Stated task — State how many lines of the entries include the string "Cupos", please, leaving out everything but the number.

Saved entries
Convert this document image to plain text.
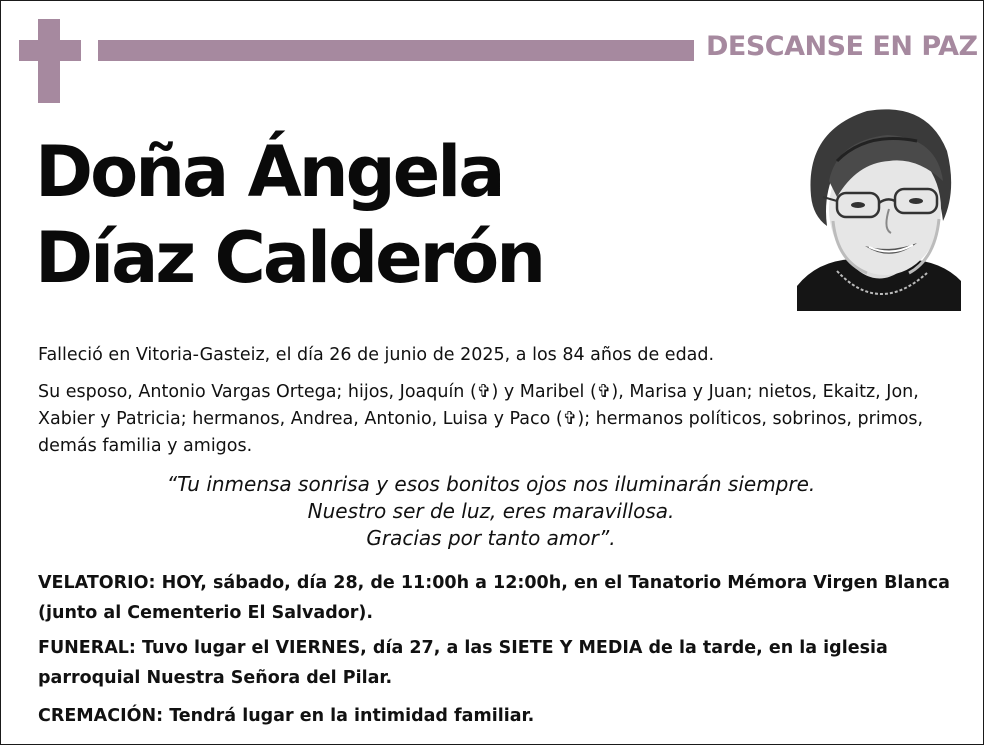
DESCANSE EN PAZ
Doña Ángela
Díaz Calderón

Falleció en Vitoria-Gasteiz, el día 26 de junio de 2025, a los 84 años de edad.

Su esposo, Antonio Vargas Ortega; hijos, Joaquín (✞) y Maribel (✞), Marisa y Juan; nietos, Ekaitz, Jon, Xabier y Patricia; hermanos, Andrea, Antonio, Luisa y Paco (✞); hermanos políticos, sobrinos, primos, demás familia y amigos.

“Tu inmensa sonrisa y esos bonitos ojos nos iluminarán siempre.
Nuestro ser de luz, eres maravillosa.
Gracias por tanto amor”.

VELATORIO: HOY, sábado, día 28, de 11:00h a 12:00h, en el Tanatorio Mémora Virgen Blanca (junto al Cementerio El Salvador).

FUNERAL: Tuvo lugar el VIERNES, día 27, a las SIETE Y MEDIA de la tarde, en la iglesia parroquial Nuestra Señora del Pilar.

CREMACIÓN: Tendrá lugar en la intimidad familiar.
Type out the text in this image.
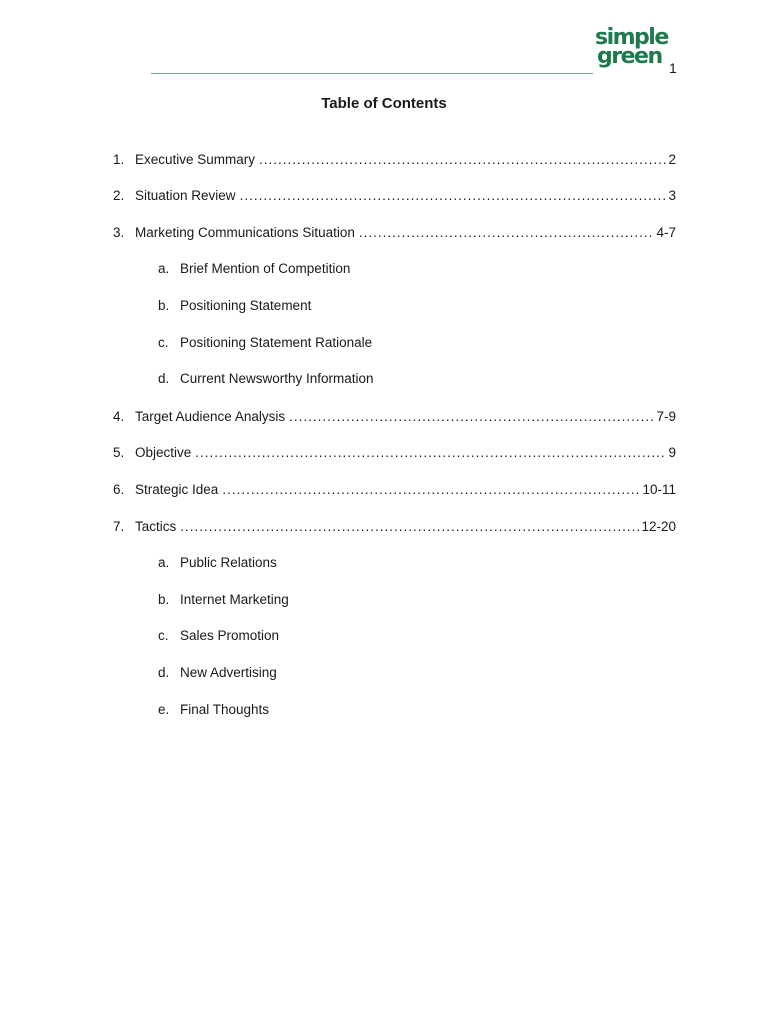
simple
green 1
Table of Contents
1. Executive Summary .....	2
2. Situation Review .....	3
3. Marketing Communications Situation .....	4-7
a. Brief Mention of Competition
b. Positioning Statement
c. Positioning Statement Rationale
d. Current Newsworthy Information
4. Target Audience Analysis .....	7-9
5. Objective .....	9
6. Strategic Idea .....	10-11
7. Tactics .....	12-20
a. Public Relations
b. Internet Marketing
c. Sales Promotion
d. New Advertising
e. Final Thoughts
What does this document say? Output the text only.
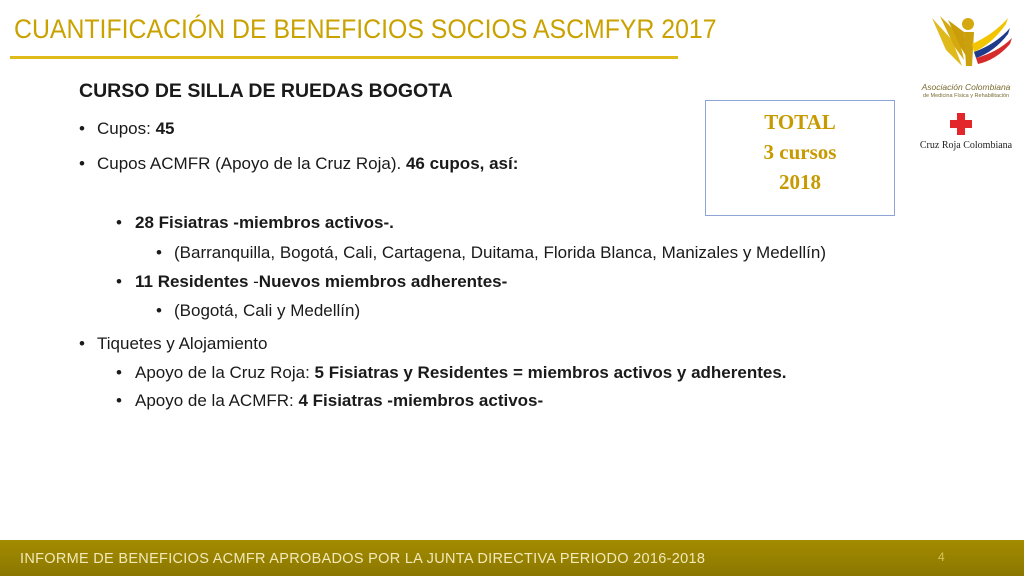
CUANTIFICACIÓN DE BENEFICIOS SOCIOS ASCMFYR 2017
Asociación Colombiana
de Medicina Física y Rehabilitación
Cruz Roja Colombiana
TOTAL
3 cursos
2018
CURSO DE SILLA DE RUEDAS BOGOTA
• Cupos: 45
• Cupos ACMFR (Apoyo de la Cruz Roja). 46 cupos, así:
• 28 Fisiatras -miembros activos-.
• (Barranquilla, Bogotá, Cali, Cartagena, Duitama, Florida Blanca, Manizales y Medellín)
• 11 Residentes -Nuevos miembros adherentes-
• (Bogotá, Cali y Medellín)
• Tiquetes y Alojamiento
• Apoyo de la Cruz Roja: 5 Fisiatras y Residentes = miembros activos y adherentes.
• Apoyo de la ACMFR: 4 Fisiatras -miembros activos-
INFORME DE BENEFICIOS ACMFR APROBADOS POR LA JUNTA DIRECTIVA PERIODO 2016-2018	4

The reply — 2